In 2002, Turner was relying on radioed instructions from his white conductor, Thomas Schmitt, to safely shove an engine backwards onto a spur track.  The train crossed the derailer, causing little or no damage.  Under KCSR rules, engineers and conductors are both responsible for the safe operation of a train.  At the time of the accident, the disciplinary histories of the two men were comparable.  Nevertheless, Turner was fired for the incident, while Schmitt was not disciplined in any way.

Shortly after the derail, Schmitt was suspended for sideswiping two hazardous material cars, causing substantial damage.  The same KCSR officer investigated both incidents and opined that Schmitt and Turner were both responsible for the derail – Turner somewhat more so as engineer – and that the sideswipe was more serious than the derail.  The union appealed Turner’s discharge internally.  While KCSR managers Denise Brame and Kathleen Alexander upheld the decision to fire Turner, the Public Law Board (“PLB”) converted the discharge into a long suspension.  See Op. 12-16.

          In 2004, Thomas was working on a train driven by Joshua Hall, who is white, when the train failed to stop at a “dark signal” during an operations test.  Both men were found responsible and fired for the same violations.  Hall, however, was reinstated without explanation after 30 days (converting the discharge into a suspension).  He and Thomas had similar disciplinary histories; in the previous four years, Thomas had five infractions to Hall’s four, of comparable seriousness.  The investigating officer expressed surprise that only Hall was reinstated.  See Op. 17-19. 

          Until the fall of 2008, KCSR maintained that the investigating officers were the decisionmakers in each of these incidents.  After the officers testified in deposition that they were not involved in assessing any penalty (and, as noted above, did not wholly embrace the results), KCSR finally identified J.R. Thornell as the likely decisionmaker.  Thornell, however, attested that he had no memory (and apparently no notes) regarding any of the challenged decisions.  See Op. 21-22.

____

What to work on
Reproduce the KCSR discipline passage between "Shortly after the" and "suspension.  See Op. 12-16.", inclusive. The material after this point comes from a separate source.

____

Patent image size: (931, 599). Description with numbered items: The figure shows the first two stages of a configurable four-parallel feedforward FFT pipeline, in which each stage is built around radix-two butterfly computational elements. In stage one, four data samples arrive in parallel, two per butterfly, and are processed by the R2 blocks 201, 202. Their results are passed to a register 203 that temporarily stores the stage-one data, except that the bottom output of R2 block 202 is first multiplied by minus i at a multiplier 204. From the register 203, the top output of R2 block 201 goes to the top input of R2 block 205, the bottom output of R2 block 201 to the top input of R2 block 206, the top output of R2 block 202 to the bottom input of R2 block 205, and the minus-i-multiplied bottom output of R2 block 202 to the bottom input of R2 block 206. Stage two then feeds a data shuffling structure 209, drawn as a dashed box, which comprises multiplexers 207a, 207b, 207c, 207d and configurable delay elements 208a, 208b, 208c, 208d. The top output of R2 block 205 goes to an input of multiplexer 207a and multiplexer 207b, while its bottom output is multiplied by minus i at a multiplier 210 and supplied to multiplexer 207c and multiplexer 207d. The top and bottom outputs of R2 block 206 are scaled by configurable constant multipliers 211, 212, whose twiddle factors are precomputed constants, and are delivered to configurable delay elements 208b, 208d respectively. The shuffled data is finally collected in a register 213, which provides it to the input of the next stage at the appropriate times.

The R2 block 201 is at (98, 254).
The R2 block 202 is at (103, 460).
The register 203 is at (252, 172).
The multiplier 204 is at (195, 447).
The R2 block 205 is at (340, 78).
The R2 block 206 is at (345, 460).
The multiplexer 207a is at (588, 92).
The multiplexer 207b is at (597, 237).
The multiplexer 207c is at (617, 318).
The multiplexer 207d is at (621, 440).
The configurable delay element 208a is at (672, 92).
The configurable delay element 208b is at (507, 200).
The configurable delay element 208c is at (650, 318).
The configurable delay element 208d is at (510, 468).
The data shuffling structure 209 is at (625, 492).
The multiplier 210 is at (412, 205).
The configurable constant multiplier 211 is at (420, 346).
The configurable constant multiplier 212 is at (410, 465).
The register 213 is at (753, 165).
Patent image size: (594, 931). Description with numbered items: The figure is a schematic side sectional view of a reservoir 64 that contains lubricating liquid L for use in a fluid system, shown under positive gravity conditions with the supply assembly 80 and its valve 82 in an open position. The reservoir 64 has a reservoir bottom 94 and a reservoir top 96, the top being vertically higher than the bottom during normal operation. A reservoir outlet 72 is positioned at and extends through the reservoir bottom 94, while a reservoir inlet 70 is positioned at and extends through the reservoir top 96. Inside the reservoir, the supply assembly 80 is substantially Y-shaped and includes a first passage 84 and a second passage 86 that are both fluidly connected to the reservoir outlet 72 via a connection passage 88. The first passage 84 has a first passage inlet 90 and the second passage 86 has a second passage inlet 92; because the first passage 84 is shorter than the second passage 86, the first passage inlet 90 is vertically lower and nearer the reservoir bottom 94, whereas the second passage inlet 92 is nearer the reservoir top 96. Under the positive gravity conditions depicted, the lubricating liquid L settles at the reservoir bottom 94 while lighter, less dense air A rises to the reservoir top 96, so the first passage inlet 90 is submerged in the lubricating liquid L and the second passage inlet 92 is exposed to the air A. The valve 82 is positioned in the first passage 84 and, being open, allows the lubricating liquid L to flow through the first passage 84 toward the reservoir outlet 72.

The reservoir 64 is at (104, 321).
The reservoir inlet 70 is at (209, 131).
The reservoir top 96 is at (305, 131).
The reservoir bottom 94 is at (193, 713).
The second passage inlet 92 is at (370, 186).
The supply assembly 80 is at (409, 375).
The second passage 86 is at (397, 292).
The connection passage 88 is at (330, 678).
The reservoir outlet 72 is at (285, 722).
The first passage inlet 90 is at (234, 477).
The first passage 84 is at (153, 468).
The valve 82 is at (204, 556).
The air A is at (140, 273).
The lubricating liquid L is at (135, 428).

____

Solved exercise
Shortly after the derail, Schmitt was suspended for sideswiping two hazardous material cars, causing substantial damage.  The same KCSR officer investigated both incidents and opined that Schmitt and Turner were both responsible for the derail – Turner somewhat more so as engineer – and that the sideswipe was more serious than the derail.  The union appealed Turner’s discharge internally.  While KCSR managers Denise Brame and Kathleen Alexander upheld the decision to fire Turner, the Public Law Board (“PLB”) converted the discharge into a long suspension.  See Op. 12-16.